## Start The data
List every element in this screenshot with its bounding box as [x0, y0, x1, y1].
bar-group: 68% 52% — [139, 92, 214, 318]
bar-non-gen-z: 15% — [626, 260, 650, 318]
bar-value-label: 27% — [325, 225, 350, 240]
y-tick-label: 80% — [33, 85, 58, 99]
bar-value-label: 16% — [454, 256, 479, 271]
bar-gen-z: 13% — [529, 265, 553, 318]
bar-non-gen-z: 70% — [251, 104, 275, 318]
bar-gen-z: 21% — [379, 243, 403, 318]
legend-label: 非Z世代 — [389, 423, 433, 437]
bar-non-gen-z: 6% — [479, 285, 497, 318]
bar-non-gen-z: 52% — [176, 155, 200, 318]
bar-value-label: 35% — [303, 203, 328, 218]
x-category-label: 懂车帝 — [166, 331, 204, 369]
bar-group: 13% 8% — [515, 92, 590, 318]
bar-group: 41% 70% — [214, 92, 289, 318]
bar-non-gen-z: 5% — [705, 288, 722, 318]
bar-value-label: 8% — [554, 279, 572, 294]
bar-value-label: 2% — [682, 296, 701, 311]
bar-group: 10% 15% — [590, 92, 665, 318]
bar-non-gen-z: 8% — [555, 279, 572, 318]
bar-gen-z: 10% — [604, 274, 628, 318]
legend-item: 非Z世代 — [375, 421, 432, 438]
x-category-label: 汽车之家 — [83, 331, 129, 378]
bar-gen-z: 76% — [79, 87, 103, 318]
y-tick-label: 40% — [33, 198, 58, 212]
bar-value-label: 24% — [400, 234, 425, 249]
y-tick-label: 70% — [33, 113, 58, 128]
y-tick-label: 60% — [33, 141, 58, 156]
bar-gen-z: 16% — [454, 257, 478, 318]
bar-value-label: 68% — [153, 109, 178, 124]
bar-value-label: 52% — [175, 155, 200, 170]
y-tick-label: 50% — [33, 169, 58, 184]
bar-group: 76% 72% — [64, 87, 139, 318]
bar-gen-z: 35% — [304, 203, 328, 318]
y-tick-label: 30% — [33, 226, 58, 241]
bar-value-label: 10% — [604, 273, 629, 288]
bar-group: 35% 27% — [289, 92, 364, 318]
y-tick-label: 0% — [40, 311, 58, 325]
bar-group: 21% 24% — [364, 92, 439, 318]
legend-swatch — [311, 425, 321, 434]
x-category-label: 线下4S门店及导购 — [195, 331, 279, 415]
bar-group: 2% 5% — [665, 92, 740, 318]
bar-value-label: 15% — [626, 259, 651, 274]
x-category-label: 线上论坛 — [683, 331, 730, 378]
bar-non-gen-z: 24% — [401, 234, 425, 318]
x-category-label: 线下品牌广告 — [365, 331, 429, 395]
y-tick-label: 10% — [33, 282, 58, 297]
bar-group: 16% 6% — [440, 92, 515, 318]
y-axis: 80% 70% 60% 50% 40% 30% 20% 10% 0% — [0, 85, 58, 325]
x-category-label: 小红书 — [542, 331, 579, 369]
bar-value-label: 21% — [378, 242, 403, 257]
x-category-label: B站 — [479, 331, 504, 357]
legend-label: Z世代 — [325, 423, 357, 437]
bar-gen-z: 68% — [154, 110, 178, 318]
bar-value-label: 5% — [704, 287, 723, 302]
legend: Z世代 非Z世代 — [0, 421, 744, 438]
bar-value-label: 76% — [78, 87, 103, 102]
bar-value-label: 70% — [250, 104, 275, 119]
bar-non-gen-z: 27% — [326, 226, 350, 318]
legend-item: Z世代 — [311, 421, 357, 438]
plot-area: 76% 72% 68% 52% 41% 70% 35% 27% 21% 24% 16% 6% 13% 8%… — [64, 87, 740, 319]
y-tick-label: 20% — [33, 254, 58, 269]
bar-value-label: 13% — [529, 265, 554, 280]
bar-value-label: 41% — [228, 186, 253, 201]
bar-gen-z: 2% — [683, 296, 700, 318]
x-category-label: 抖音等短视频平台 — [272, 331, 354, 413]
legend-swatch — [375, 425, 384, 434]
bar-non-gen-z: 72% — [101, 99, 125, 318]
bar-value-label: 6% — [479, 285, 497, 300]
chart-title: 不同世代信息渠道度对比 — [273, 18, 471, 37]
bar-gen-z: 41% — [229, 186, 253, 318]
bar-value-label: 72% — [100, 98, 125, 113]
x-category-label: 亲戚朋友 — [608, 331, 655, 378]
## End The data
### Task prompt:
Reproduce every line of the material above verbatim, keeping each character and number unchanged.

### Response to the task:
List every element in this screenshot with its bounding box as [x0, y0, x1, y1].
bar-group: 68% 52% — [139, 92, 214, 318]
bar-non-gen-z: 15% — [626, 260, 650, 318]
bar-value-label: 27% — [325, 225, 350, 240]
y-tick-label: 80% — [33, 85, 58, 99]
bar-value-label: 16% — [454, 256, 479, 271]
bar-gen-z: 13% — [529, 265, 553, 318]
bar-non-gen-z: 70% — [251, 104, 275, 318]
bar-gen-z: 21% — [379, 243, 403, 318]
legend-label: 非Z世代 — [389, 423, 433, 437]
bar-non-gen-z: 6% — [479, 285, 497, 318]
bar-non-gen-z: 52% — [176, 155, 200, 318]
bar-value-label: 35% — [303, 203, 328, 218]
x-category-label: 懂车帝 — [166, 331, 204, 369]
bar-group: 13% 8% — [515, 92, 590, 318]
bar-group: 41% 70% — [214, 92, 289, 318]
bar-non-gen-z: 5% — [705, 288, 722, 318]
bar-value-label: 8% — [554, 279, 572, 294]
bar-value-label: 2% — [682, 296, 701, 311]
bar-group: 10% 15% — [590, 92, 665, 318]
bar-non-gen-z: 8% — [555, 279, 572, 318]
bar-gen-z: 10% — [604, 274, 628, 318]
legend-item: 非Z世代 — [375, 421, 432, 438]
x-category-label: 汽车之家 — [83, 331, 129, 378]
bar-gen-z: 76% — [79, 87, 103, 318]
y-tick-label: 40% — [33, 198, 58, 212]
bar-value-label: 24% — [400, 234, 425, 249]
y-tick-label: 70% — [33, 113, 58, 128]
y-tick-label: 60% — [33, 141, 58, 156]
bar-gen-z: 16% — [454, 257, 478, 318]
bar-value-label: 68% — [153, 109, 178, 124]
bar-value-label: 52% — [175, 155, 200, 170]
y-tick-label: 50% — [33, 169, 58, 184]
bar-group: 76% 72% — [64, 87, 139, 318]
bar-gen-z: 35% — [304, 203, 328, 318]
y-tick-label: 30% — [33, 226, 58, 241]
bar-value-label: 10% — [604, 273, 629, 288]
bar-group: 35% 27% — [289, 92, 364, 318]
y-tick-label: 0% — [40, 311, 58, 325]
bar-group: 21% 24% — [364, 92, 439, 318]
legend-swatch — [311, 425, 321, 434]
x-category-label: 线下4S门店及导购 — [195, 331, 279, 415]
bar-group: 2% 5% — [665, 92, 740, 318]
bar-value-label: 15% — [626, 259, 651, 274]
x-category-label: 线上论坛 — [683, 331, 730, 378]
bar-non-gen-z: 24% — [401, 234, 425, 318]
x-category-label: 线下品牌广告 — [365, 331, 429, 395]
y-tick-label: 10% — [33, 282, 58, 297]
bar-group: 16% 6% — [440, 92, 515, 318]
y-axis: 80% 70% 60% 50% 40% 30% 20% 10% 0% — [0, 85, 58, 325]
x-category-label: 小红书 — [542, 331, 579, 369]
bar-value-label: 21% — [378, 242, 403, 257]
x-category-label: B站 — [479, 331, 504, 357]
legend-label: Z世代 — [325, 423, 357, 437]
bar-gen-z: 68% — [154, 110, 178, 318]
bar-value-label: 5% — [704, 287, 723, 302]
legend: Z世代 非Z世代 — [0, 421, 744, 438]
bar-value-label: 76% — [78, 87, 103, 102]
bar-value-label: 70% — [250, 104, 275, 119]
bar-non-gen-z: 27% — [326, 226, 350, 318]
legend-item: Z世代 — [311, 421, 357, 438]
plot-area: 76% 72% 68% 52% 41% 70% 35% 27% 21% 24% 16% 6% 13% 8%… — [64, 87, 740, 319]
y-tick-label: 20% — [33, 254, 58, 269]
bar-value-label: 13% — [529, 265, 554, 280]
bar-value-label: 41% — [228, 186, 253, 201]
bar-gen-z: 2% — [683, 296, 700, 318]
x-category-label: 抖音等短视频平台 — [272, 331, 354, 413]
legend-swatch — [375, 425, 384, 434]
bar-non-gen-z: 72% — [101, 99, 125, 318]
bar-value-label: 6% — [479, 285, 497, 300]
chart-title: 不同世代信息渠道度对比 — [273, 18, 471, 37]
bar-gen-z: 41% — [229, 186, 253, 318]
bar-value-label: 72% — [100, 98, 125, 113]
x-category-label: 亲戚朋友 — [608, 331, 655, 378]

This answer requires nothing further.